_Work item_
Run through the records and, wherever a line holds the word "chain", return that line.

_Provided information_
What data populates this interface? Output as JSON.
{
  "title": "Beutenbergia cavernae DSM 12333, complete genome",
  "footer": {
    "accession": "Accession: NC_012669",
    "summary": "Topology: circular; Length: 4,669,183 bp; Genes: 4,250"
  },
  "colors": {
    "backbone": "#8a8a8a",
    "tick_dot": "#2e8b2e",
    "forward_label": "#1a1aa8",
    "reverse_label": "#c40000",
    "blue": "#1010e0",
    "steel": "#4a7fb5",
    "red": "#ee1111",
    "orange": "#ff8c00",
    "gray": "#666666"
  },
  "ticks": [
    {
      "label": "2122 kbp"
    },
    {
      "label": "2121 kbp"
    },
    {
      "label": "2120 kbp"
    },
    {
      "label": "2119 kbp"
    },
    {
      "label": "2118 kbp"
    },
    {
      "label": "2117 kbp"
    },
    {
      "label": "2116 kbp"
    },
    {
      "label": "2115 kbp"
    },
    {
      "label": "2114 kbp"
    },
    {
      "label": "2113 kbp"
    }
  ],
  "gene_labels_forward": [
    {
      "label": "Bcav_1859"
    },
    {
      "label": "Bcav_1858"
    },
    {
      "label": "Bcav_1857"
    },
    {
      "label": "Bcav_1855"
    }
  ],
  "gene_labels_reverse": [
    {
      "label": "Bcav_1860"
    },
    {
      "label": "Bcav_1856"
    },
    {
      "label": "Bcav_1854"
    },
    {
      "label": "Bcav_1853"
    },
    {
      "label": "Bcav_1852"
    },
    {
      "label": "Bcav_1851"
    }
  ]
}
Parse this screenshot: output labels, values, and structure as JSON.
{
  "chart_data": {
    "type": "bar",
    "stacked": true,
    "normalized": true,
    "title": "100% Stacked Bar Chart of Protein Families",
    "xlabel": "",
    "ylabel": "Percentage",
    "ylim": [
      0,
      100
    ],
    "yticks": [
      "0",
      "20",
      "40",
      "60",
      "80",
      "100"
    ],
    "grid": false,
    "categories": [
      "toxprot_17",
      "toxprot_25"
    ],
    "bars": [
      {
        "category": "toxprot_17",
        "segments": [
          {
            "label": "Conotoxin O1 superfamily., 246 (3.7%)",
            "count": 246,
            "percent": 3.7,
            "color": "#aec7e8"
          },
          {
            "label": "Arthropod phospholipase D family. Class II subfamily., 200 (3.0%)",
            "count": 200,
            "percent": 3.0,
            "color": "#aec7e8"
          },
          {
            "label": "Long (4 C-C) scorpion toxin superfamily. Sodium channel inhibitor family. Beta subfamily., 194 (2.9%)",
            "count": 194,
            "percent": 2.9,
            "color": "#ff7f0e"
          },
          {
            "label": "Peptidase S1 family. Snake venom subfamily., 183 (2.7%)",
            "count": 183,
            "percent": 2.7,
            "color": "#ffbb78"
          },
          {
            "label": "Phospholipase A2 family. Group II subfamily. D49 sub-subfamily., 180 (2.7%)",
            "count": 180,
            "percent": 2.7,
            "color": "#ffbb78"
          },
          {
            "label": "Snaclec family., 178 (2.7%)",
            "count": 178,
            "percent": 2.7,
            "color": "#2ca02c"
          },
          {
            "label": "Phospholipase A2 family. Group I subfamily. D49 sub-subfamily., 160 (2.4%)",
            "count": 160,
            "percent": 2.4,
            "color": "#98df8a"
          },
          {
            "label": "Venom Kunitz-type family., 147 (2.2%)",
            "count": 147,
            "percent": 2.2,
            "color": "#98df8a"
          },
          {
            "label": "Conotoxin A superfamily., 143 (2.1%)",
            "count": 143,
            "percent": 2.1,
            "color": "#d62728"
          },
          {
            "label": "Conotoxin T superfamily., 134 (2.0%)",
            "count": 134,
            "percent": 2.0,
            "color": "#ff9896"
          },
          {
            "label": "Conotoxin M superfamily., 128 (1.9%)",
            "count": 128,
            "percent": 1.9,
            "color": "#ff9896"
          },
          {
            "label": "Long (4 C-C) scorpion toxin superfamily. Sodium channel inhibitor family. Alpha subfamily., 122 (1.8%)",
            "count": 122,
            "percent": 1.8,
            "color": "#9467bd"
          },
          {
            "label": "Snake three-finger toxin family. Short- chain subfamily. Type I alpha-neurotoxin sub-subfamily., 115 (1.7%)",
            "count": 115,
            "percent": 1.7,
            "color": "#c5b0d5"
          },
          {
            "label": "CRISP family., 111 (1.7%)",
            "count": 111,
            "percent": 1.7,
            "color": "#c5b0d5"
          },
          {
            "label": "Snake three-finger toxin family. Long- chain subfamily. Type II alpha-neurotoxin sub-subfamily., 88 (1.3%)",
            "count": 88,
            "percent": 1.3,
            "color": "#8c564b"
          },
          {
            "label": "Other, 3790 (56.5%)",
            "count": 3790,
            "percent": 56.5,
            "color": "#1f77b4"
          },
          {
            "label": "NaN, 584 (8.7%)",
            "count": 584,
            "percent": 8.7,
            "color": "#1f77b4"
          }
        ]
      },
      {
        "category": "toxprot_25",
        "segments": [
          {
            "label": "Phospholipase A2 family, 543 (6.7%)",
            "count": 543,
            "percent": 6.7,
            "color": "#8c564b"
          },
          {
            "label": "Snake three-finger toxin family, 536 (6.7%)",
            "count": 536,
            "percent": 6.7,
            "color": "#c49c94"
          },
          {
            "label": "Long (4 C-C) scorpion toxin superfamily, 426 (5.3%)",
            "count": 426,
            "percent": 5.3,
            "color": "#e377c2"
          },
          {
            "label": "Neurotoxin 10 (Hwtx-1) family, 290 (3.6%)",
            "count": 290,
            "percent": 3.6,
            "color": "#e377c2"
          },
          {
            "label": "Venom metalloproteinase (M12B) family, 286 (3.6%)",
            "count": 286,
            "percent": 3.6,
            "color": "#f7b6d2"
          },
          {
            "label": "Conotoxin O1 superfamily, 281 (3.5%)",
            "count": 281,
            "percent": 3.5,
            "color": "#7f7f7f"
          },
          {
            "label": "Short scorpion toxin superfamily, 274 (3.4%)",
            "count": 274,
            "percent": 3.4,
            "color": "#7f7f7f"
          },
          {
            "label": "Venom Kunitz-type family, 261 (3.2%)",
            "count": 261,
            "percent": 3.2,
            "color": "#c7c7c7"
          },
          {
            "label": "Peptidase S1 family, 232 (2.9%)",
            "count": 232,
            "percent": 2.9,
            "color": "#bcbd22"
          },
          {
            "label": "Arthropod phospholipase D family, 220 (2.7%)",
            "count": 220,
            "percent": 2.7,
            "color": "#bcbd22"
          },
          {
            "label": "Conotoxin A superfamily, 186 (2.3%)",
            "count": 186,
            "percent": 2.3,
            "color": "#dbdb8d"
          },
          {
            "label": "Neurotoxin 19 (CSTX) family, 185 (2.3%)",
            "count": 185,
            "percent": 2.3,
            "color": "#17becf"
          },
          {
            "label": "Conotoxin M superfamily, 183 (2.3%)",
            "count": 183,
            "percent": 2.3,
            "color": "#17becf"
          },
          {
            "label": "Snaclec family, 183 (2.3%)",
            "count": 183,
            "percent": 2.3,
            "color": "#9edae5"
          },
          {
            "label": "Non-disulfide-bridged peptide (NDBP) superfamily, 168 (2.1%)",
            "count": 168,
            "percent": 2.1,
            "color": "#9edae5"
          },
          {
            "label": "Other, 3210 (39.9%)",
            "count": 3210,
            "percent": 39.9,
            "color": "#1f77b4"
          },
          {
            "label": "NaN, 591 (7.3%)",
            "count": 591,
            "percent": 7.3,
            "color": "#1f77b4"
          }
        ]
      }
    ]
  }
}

_Response area_
            "label": "Snake three-finger toxin family. Short- chain subfamily. Type I alpha-neurotoxin sub-subfamily., 115 (1.7%)",
            "label": "Snake three-finger toxin family. Long- chain subfamily. Type II alpha-neurotoxin sub-subfamily., 88 (1.3%)",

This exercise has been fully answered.